_Problem to work on:_ No pictures go into the copy. Write out every line below exactly.

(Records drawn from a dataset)
++++

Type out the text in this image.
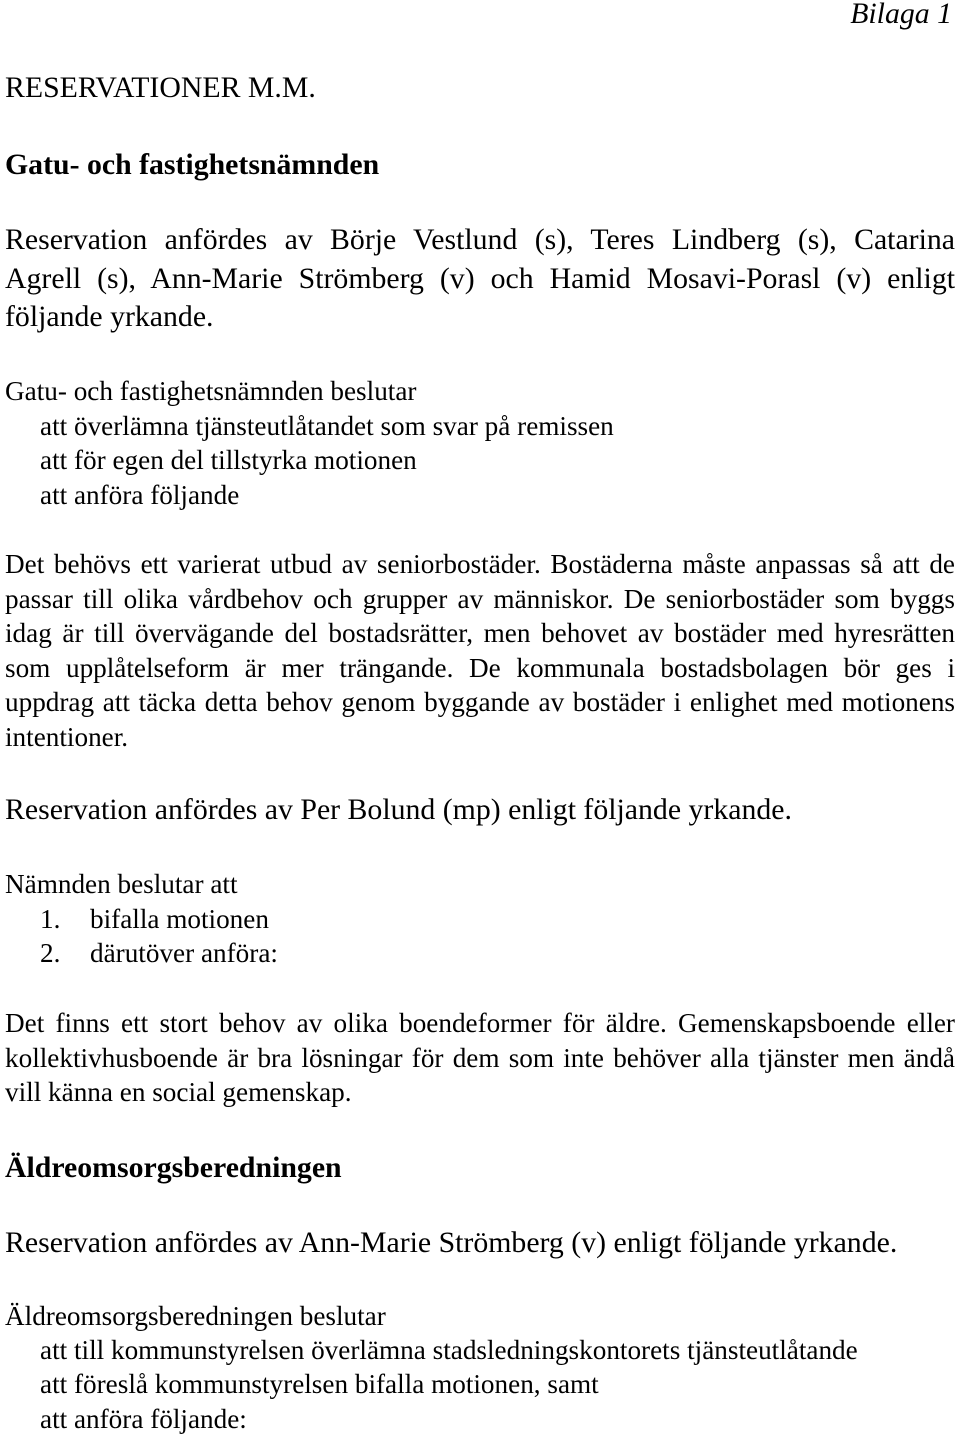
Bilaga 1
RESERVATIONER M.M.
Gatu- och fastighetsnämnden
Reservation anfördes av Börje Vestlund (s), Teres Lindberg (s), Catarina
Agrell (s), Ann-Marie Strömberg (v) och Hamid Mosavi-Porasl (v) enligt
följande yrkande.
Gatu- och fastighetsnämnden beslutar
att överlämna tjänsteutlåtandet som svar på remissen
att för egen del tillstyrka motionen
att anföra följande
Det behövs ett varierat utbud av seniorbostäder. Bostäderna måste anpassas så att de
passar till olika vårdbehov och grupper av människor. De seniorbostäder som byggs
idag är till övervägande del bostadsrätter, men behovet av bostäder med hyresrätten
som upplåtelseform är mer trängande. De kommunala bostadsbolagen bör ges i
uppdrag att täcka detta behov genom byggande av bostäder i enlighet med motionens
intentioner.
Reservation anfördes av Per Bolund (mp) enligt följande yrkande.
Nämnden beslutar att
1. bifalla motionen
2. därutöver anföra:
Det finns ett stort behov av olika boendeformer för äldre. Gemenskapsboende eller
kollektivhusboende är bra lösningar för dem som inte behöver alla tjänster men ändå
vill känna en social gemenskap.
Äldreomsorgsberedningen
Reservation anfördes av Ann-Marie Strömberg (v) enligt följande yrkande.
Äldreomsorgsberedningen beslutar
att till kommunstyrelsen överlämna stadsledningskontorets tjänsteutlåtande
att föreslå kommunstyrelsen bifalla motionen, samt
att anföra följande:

++++

_Solution for this exercise:_
Type out the text in this image.
Bilaga 1
RESERVATIONER M.M.
Gatu- och fastighetsnämnden
Reservation anfördes av Börje Vestlund (s), Teres Lindberg (s), Catarina
Agrell (s), Ann-Marie Strömberg (v) och Hamid Mosavi-Porasl (v) enligt
följande yrkande.
Gatu- och fastighetsnämnden beslutar
att överlämna tjänsteutlåtandet som svar på remissen
att för egen del tillstyrka motionen
att anföra följande
Det behövs ett varierat utbud av seniorbostäder. Bostäderna måste anpassas så att de
passar till olika vårdbehov och grupper av människor. De seniorbostäder som byggs
idag är till övervägande del bostadsrätter, men behovet av bostäder med hyresrätten
som upplåtelseform är mer trängande. De kommunala bostadsbolagen bör ges i
uppdrag att täcka detta behov genom byggande av bostäder i enlighet med motionens
intentioner.
Reservation anfördes av Per Bolund (mp) enligt följande yrkande.
Nämnden beslutar att
1. bifalla motionen
2. därutöver anföra:
Det finns ett stort behov av olika boendeformer för äldre. Gemenskapsboende eller
kollektivhusboende är bra lösningar för dem som inte behöver alla tjänster men ändå
vill känna en social gemenskap.
Äldreomsorgsberedningen
Reservation anfördes av Ann-Marie Strömberg (v) enligt följande yrkande.
Äldreomsorgsberedningen beslutar
att till kommunstyrelsen överlämna stadsledningskontorets tjänsteutlåtande
att föreslå kommunstyrelsen bifalla motionen, samt
att anföra följande:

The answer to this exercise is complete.